> [REQUIREMENTS]:
Copy the listing below in full and skip every picture.

> [GIVEN RECORDS]:
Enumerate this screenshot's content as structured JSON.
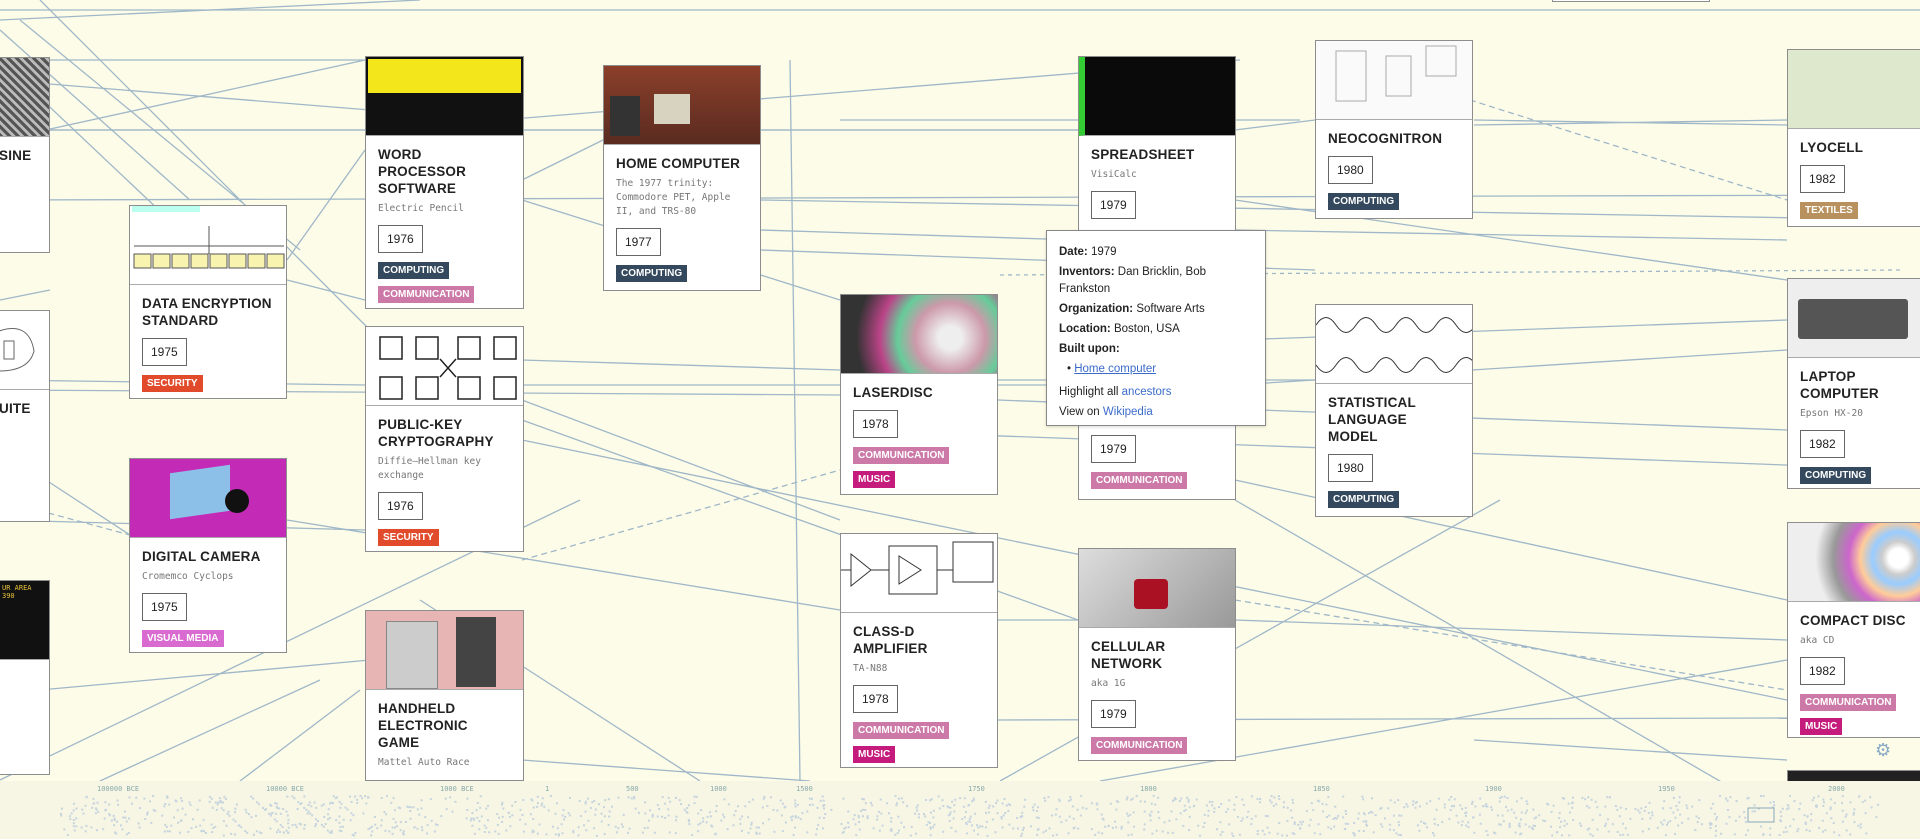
{
  "cards": {
    "sine": {
      "title": "SINE"
    },
    "suite": {
      "title": "UITE"
    },
    "word": {
      "title": "WORD PROCESSOR SOFTWARE",
      "sub": "Electric Pencil",
      "year": "1976",
      "tags": [
        "COMPUTING",
        "COMMUNICATION"
      ]
    },
    "home": {
      "title": "HOME COMPUTER",
      "sub": "The 1977 trinity: Commodore PET, Apple II, and TRS-80",
      "year": "1977",
      "tags": [
        "COMPUTING"
      ]
    },
    "spreadsheet": {
      "title": "SPREADSHEET",
      "sub": "VisiCalc",
      "year": "1979"
    },
    "neocognitron": {
      "title": "NEOCOGNITRON",
      "year": "1980",
      "tags": [
        "COMPUTING"
      ]
    },
    "lyocell": {
      "title": "LYOCELL",
      "year": "1982",
      "tags": [
        "TEXTILES"
      ]
    },
    "des": {
      "title": "DATA ENCRYPTION STANDARD",
      "year": "1975",
      "tags": [
        "SECURITY"
      ]
    },
    "pkc": {
      "title": "PUBLIC-KEY CRYPTOGRAPHY",
      "sub": "Diffie–Hellman key exchange",
      "year": "1976",
      "tags": [
        "SECURITY"
      ]
    },
    "laserdisc": {
      "title": "LASERDISC",
      "year": "1978",
      "tags": [
        "COMMUNICATION",
        "MUSIC"
      ]
    },
    "hidden1979": {
      "year": "1979",
      "tags": [
        "COMMUNICATION"
      ]
    },
    "slm": {
      "title": "STATISTICAL LANGUAGE MODEL",
      "year": "1980",
      "tags": [
        "COMPUTING"
      ]
    },
    "laptop": {
      "title": "LAPTOP COMPUTER",
      "sub": "Epson HX-20",
      "year": "1982",
      "tags": [
        "COMPUTING"
      ]
    },
    "camera": {
      "title": "DIGITAL CAMERA",
      "sub": "Cromemco Cyclops",
      "year": "1975",
      "tags": [
        "VISUAL MEDIA"
      ]
    },
    "classd": {
      "title": "CLASS-D AMPLIFIER",
      "sub": "TA-N88",
      "year": "1978",
      "tags": [
        "COMMUNICATION",
        "MUSIC"
      ]
    },
    "cellular": {
      "title": "CELLULAR NETWORK",
      "sub": "aka 1G",
      "year": "1979",
      "tags": [
        "COMMUNICATION"
      ]
    },
    "cd": {
      "title": "COMPACT DISC",
      "sub": "aka CD",
      "year": "1982",
      "tags": [
        "COMMUNICATION",
        "MUSIC"
      ]
    },
    "handheld": {
      "title": "HANDHELD ELECTRONIC GAME",
      "sub": "Mattel Auto Race"
    }
  },
  "popup": {
    "date_label": "Date:",
    "date": "1979",
    "inventors_label": "Inventors:",
    "inventors": "Dan Bricklin, Bob Frankston",
    "org_label": "Organization:",
    "org": "Software Arts",
    "location_label": "Location:",
    "location": "Boston, USA",
    "built_label": "Built upon:",
    "built_item": "Home computer",
    "highlight_text": "Highlight all",
    "highlight_link": "ancestors",
    "view_text": "View on",
    "view_link": "Wikipedia"
  },
  "timeline": {
    "ticks": [
      "100000 BCE",
      "10000 BCE",
      "1000 BCE",
      "1",
      "500",
      "1000",
      "1500",
      "1750",
      "1800",
      "1850",
      "1900",
      "1950",
      "2000"
    ]
  },
  "colors": {
    "background": "#fdfce8",
    "edge": "#9fb7c8",
    "computing": "#34495e",
    "communication": "#cc79a7",
    "security": "#e14b2c",
    "music": "#c51b7d",
    "visual_media": "#d96bd0",
    "textiles": "#b8915e"
  },
  "icons": {
    "settings": "gear-icon"
  }
}
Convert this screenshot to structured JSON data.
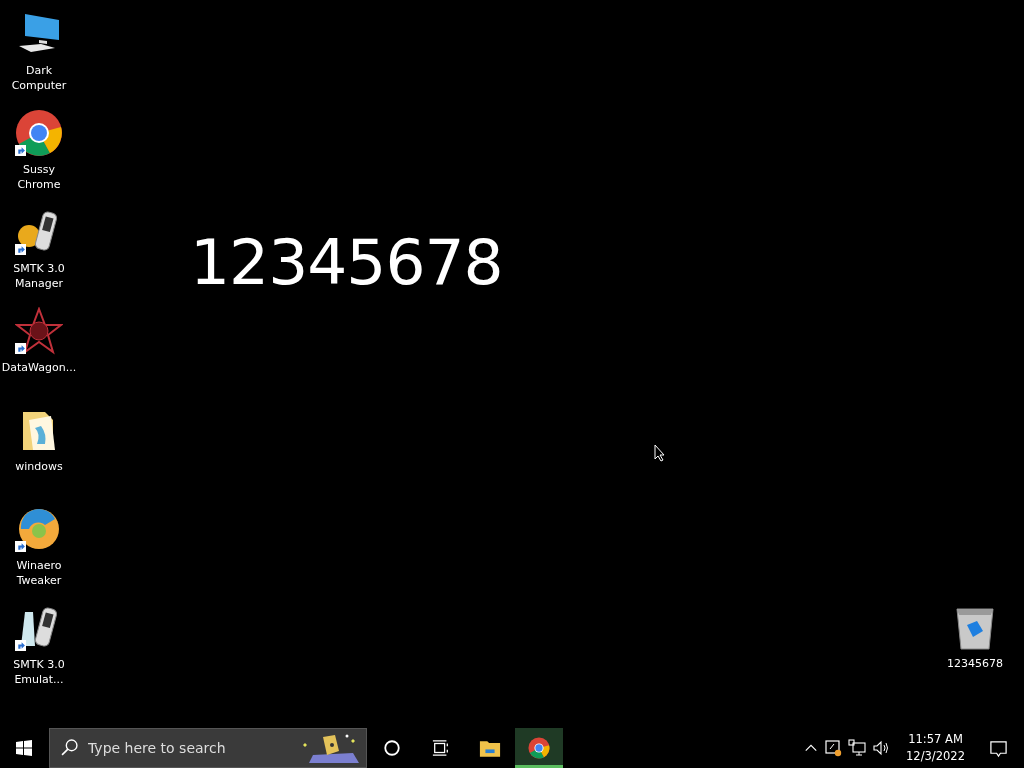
{
  "desktop_icons": [
    {
      "label": "Dark Computer",
      "kind": "computer",
      "shortcut": false
    },
    {
      "label": "Sussy Chrome",
      "kind": "chrome",
      "shortcut": true
    },
    {
      "label": "SMTK 3.0 Manager",
      "kind": "smtk-manager",
      "shortcut": true
    },
    {
      "label": "DataWagon...",
      "kind": "datawagon",
      "shortcut": true
    },
    {
      "label": "windows",
      "kind": "folder",
      "shortcut": false
    },
    {
      "label": "Winaero Tweaker",
      "kind": "winaero",
      "shortcut": true
    },
    {
      "label": "SMTK 3.0 Emulat...",
      "kind": "smtk-emulator",
      "shortcut": true
    }
  ],
  "recycle_bin": {
    "label": "12345678"
  },
  "desktop_text": "12345678",
  "taskbar": {
    "search": {
      "placeholder": "Type here to search"
    },
    "apps": [
      {
        "kind": "cortana",
        "selected": false
      },
      {
        "kind": "task-view",
        "selected": false
      },
      {
        "kind": "explorer",
        "selected": false
      },
      {
        "kind": "chrome",
        "selected": true
      }
    ],
    "clock": {
      "time": "11:57 AM",
      "date": "12/3/2022"
    }
  }
}
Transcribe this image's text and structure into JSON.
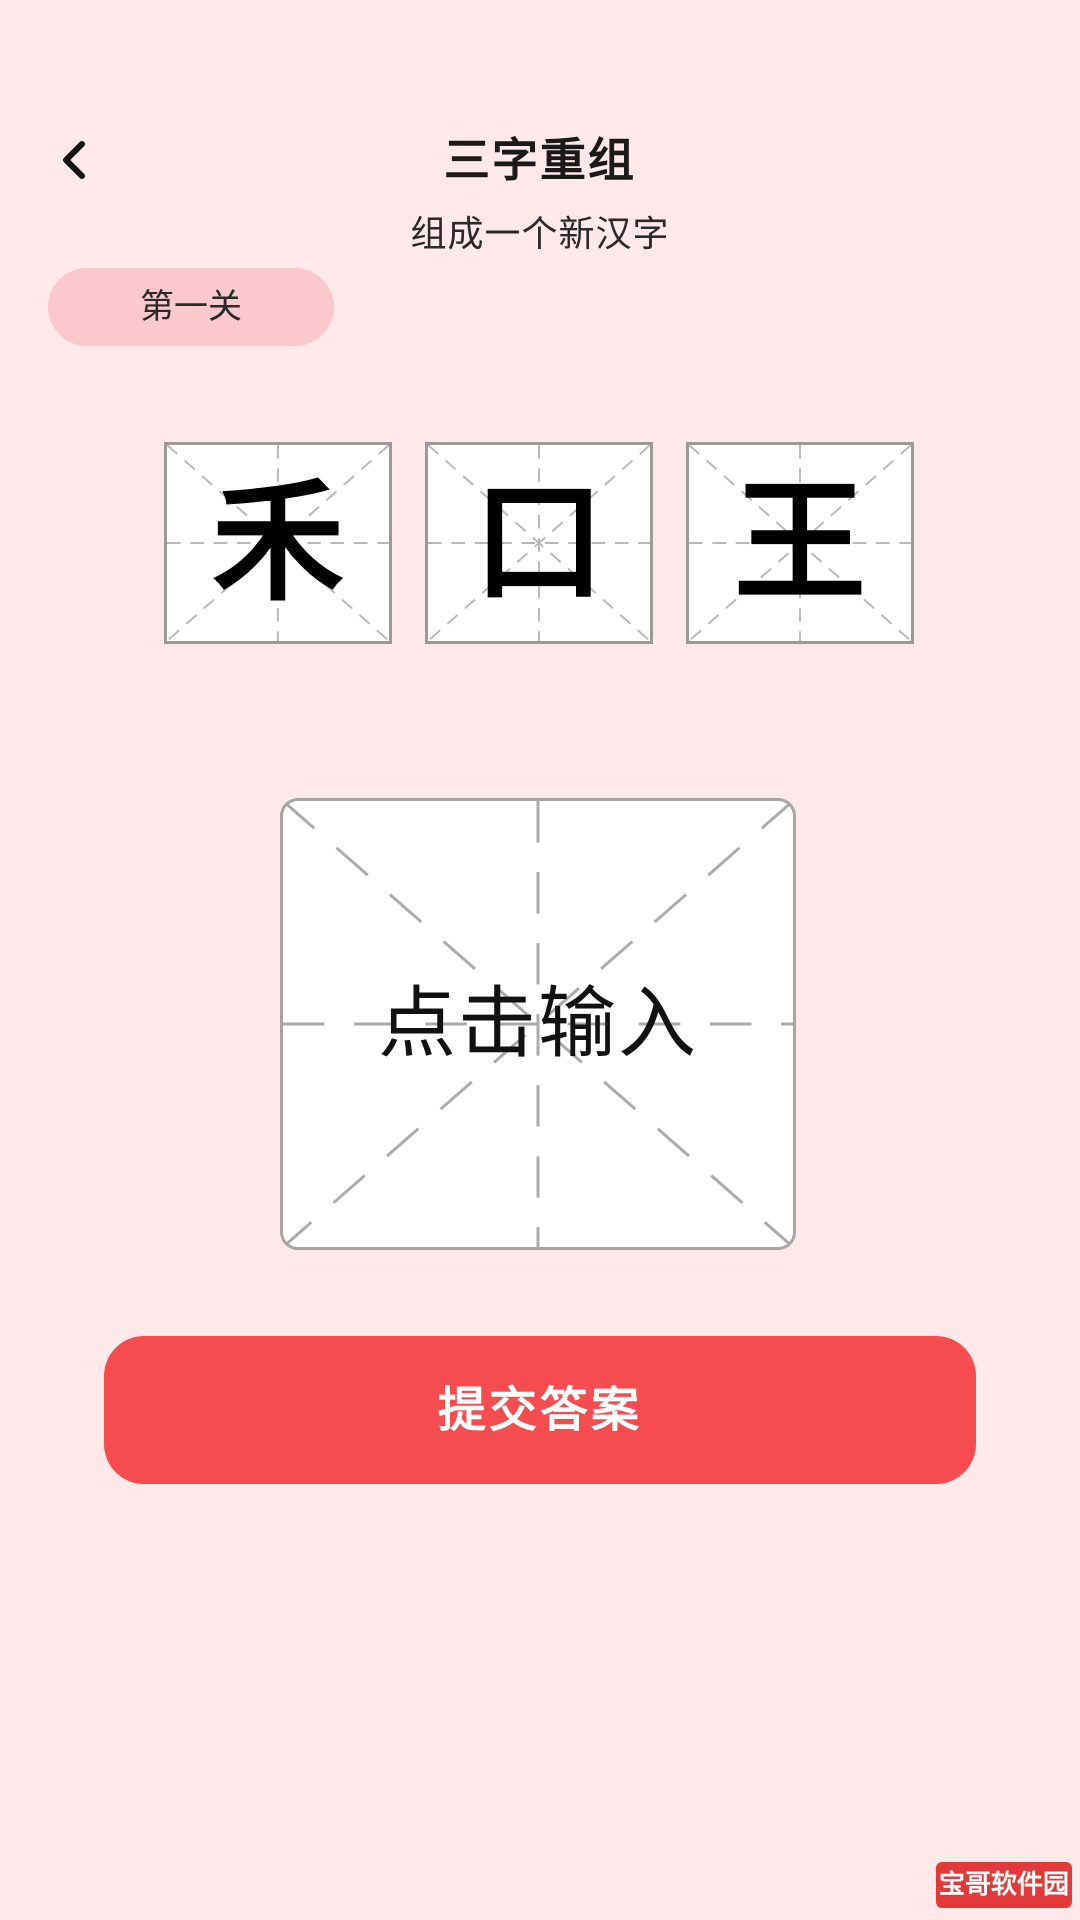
{
  "header": {
    "back_icon": "chevron-left-icon",
    "title": "三字重组",
    "subtitle": "组成一个新汉字"
  },
  "level": {
    "label": "第一关"
  },
  "characters": [
    {
      "char": "禾"
    },
    {
      "char": "口"
    },
    {
      "char": "王"
    }
  ],
  "answer_input": {
    "placeholder": "点击输入"
  },
  "submit": {
    "label": "提交答案"
  },
  "watermark": {
    "text": "宝哥软件园"
  },
  "colors": {
    "background": "#fde8ea",
    "badge": "#f9c9cd",
    "submit_button": "#f64b4f",
    "grid_line": "#b0b0b0"
  }
}
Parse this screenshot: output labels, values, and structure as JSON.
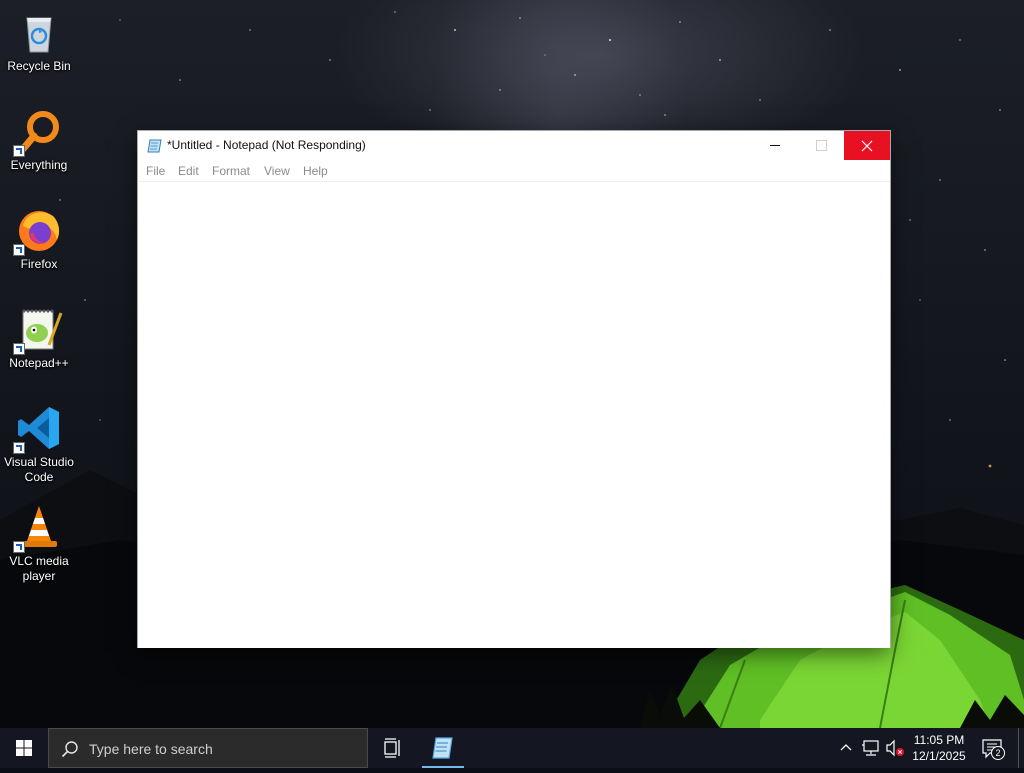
{
  "desktop": {
    "icons": [
      {
        "label": "Recycle Bin",
        "icon": "recycle-bin-icon"
      },
      {
        "label": "Everything",
        "icon": "everything-search-icon"
      },
      {
        "label": "Firefox",
        "icon": "firefox-icon"
      },
      {
        "label": "Notepad++",
        "icon": "notepad-plus-plus-icon"
      },
      {
        "label": "Visual Studio Code",
        "icon": "vscode-icon"
      },
      {
        "label": "VLC media player",
        "icon": "vlc-icon"
      }
    ]
  },
  "notepad": {
    "title": "*Untitled - Notepad (Not Responding)",
    "menu": [
      "File",
      "Edit",
      "Format",
      "View",
      "Help"
    ],
    "content": "",
    "close_color": "#e81123"
  },
  "taskbar": {
    "search_placeholder": "Type here to search",
    "time": "11:05 PM",
    "date": "12/1/2025",
    "notification_count": "2",
    "active_app_indicator_color": "#76b9ed",
    "background": "#141722"
  }
}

> [EXERCISE OUTPUT]:
Enumerate this screenshot's content as structured JSON.
{
  "cards": {
    "sine": {
      "title": "SINE"
    },
    "suite": {
      "title": "UITE"
    },
    "word": {
      "title": "WORD PROCESSOR SOFTWARE",
      "sub": "Electric Pencil",
      "year": "1976",
      "tags": [
        "COMPUTING",
        "COMMUNICATION"
      ]
    },
    "home": {
      "title": "HOME COMPUTER",
      "sub": "The 1977 trinity: Commodore PET, Apple II, and TRS-80",
      "year": "1977",
      "tags": [
        "COMPUTING"
      ]
    },
    "spreadsheet": {
      "title": "SPREADSHEET",
      "sub": "VisiCalc",
      "year": "1979"
    },
    "neocognitron": {
      "title": "NEOCOGNITRON",
      "year": "1980",
      "tags": [
        "COMPUTING"
      ]
    },
    "lyocell": {
      "title": "LYOCELL",
      "year": "1982",
      "tags": [
        "TEXTILES"
      ]
    },
    "des": {
      "title": "DATA ENCRYPTION STANDARD",
      "year": "1975",
      "tags": [
        "SECURITY"
      ]
    },
    "pkc": {
      "title": "PUBLIC-KEY CRYPTOGRAPHY",
      "sub": "Diffie–Hellman key exchange",
      "year": "1976",
      "tags": [
        "SECURITY"
      ]
    },
    "laserdisc": {
      "title": "LASERDISC",
      "year": "1978",
      "tags": [
        "COMMUNICATION",
        "MUSIC"
      ]
    },
    "hidden1979": {
      "year": "1979",
      "tags": [
        "COMMUNICATION"
      ]
    },
    "slm": {
      "title": "STATISTICAL LANGUAGE MODEL",
      "year": "1980",
      "tags": [
        "COMPUTING"
      ]
    },
    "laptop": {
      "title": "LAPTOP COMPUTER",
      "sub": "Epson HX-20",
      "year": "1982",
      "tags": [
        "COMPUTING"
      ]
    },
    "camera": {
      "title": "DIGITAL CAMERA",
      "sub": "Cromemco Cyclops",
      "year": "1975",
      "tags": [
        "VISUAL MEDIA"
      ]
    },
    "classd": {
      "title": "CLASS-D AMPLIFIER",
      "sub": "TA-N88",
      "year": "1978",
      "tags": [
        "COMMUNICATION",
        "MUSIC"
      ]
    },
    "cellular": {
      "title": "CELLULAR NETWORK",
      "sub": "aka 1G",
      "year": "1979",
      "tags": [
        "COMMUNICATION"
      ]
    },
    "cd": {
      "title": "COMPACT DISC",
      "sub": "aka CD",
      "year": "1982",
      "tags": [
        "COMMUNICATION",
        "MUSIC"
      ]
    },
    "handheld": {
      "title": "HANDHELD ELECTRONIC GAME",
      "sub": "Mattel Auto Race"
    }
  },
  "popup": {
    "date_label": "Date:",
    "date": "1979",
    "inventors_label": "Inventors:",
    "inventors": "Dan Bricklin, Bob Frankston",
    "org_label": "Organization:",
    "org": "Software Arts",
    "location_label": "Location:",
    "location": "Boston, USA",
    "built_label": "Built upon:",
    "built_item": "Home computer",
    "highlight_text": "Highlight all",
    "highlight_link": "ancestors",
    "view_text": "View on",
    "view_link": "Wikipedia"
  },
  "timeline": {
    "ticks": [
      "100000 BCE",
      "10000 BCE",
      "1000 BCE",
      "1",
      "500",
      "1000",
      "1500",
      "1750",
      "1800",
      "1850",
      "1900",
      "1950",
      "2000"
    ]
  },
  "colors": {
    "background": "#fdfce8",
    "edge": "#9fb7c8",
    "computing": "#34495e",
    "communication": "#cc79a7",
    "security": "#e14b2c",
    "music": "#c51b7d",
    "visual_media": "#d96bd0",
    "textiles": "#b8915e"
  },
  "icons": {
    "settings": "gear-icon"
  }
}
Convert this screenshot to structured JSON data.
{
  "desktop_icons": [
    {
      "label": "Dark Computer",
      "kind": "computer",
      "shortcut": false
    },
    {
      "label": "Sussy Chrome",
      "kind": "chrome",
      "shortcut": true
    },
    {
      "label": "SMTK 3.0 Manager",
      "kind": "smtk-manager",
      "shortcut": true
    },
    {
      "label": "DataWagon...",
      "kind": "datawagon",
      "shortcut": true
    },
    {
      "label": "windows",
      "kind": "folder",
      "shortcut": false
    },
    {
      "label": "Winaero Tweaker",
      "kind": "winaero",
      "shortcut": true
    },
    {
      "label": "SMTK 3.0 Emulat...",
      "kind": "smtk-emulator",
      "shortcut": true
    }
  ],
  "recycle_bin": {
    "label": "12345678"
  },
  "desktop_text": "12345678",
  "taskbar": {
    "search": {
      "placeholder": "Type here to search"
    },
    "apps": [
      {
        "kind": "cortana",
        "selected": false
      },
      {
        "kind": "task-view",
        "selected": false
      },
      {
        "kind": "explorer",
        "selected": false
      },
      {
        "kind": "chrome",
        "selected": true
      }
    ],
    "clock": {
      "time": "11:57 AM",
      "date": "12/3/2022"
    }
  }
}
Transcribe this image's text and structure into JSON.
{
  "header": {
    "back_icon": "chevron-left-icon",
    "title": "三字重组",
    "subtitle": "组成一个新汉字"
  },
  "level": {
    "label": "第一关"
  },
  "characters": [
    {
      "char": "禾"
    },
    {
      "char": "口"
    },
    {
      "char": "王"
    }
  ],
  "answer_input": {
    "placeholder": "点击输入"
  },
  "submit": {
    "label": "提交答案"
  },
  "watermark": {
    "text": "宝哥软件园"
  },
  "colors": {
    "background": "#fde8ea",
    "badge": "#f9c9cd",
    "submit_button": "#f64b4f",
    "grid_line": "#b0b0b0"
  }
}
Parse this screenshot: output labels, values, and structure as JSON.
{
  "desktop": {
    "icons": [
      {
        "label": "Recycle Bin",
        "icon": "recycle-bin-icon"
      },
      {
        "label": "Everything",
        "icon": "everything-search-icon"
      },
      {
        "label": "Firefox",
        "icon": "firefox-icon"
      },
      {
        "label": "Notepad++",
        "icon": "notepad-plus-plus-icon"
      },
      {
        "label": "Visual Studio Code",
        "icon": "vscode-icon"
      },
      {
        "label": "VLC media player",
        "icon": "vlc-icon"
      }
    ]
  },
  "notepad": {
    "title": "*Untitled - Notepad (Not Responding)",
    "menu": [
      "File",
      "Edit",
      "Format",
      "View",
      "Help"
    ],
    "content": "",
    "close_color": "#e81123"
  },
  "taskbar": {
    "search_placeholder": "Type here to search",
    "time": "11:05 PM",
    "date": "12/1/2025",
    "notification_count": "2",
    "active_app_indicator_color": "#76b9ed",
    "background": "#141722"
  }
}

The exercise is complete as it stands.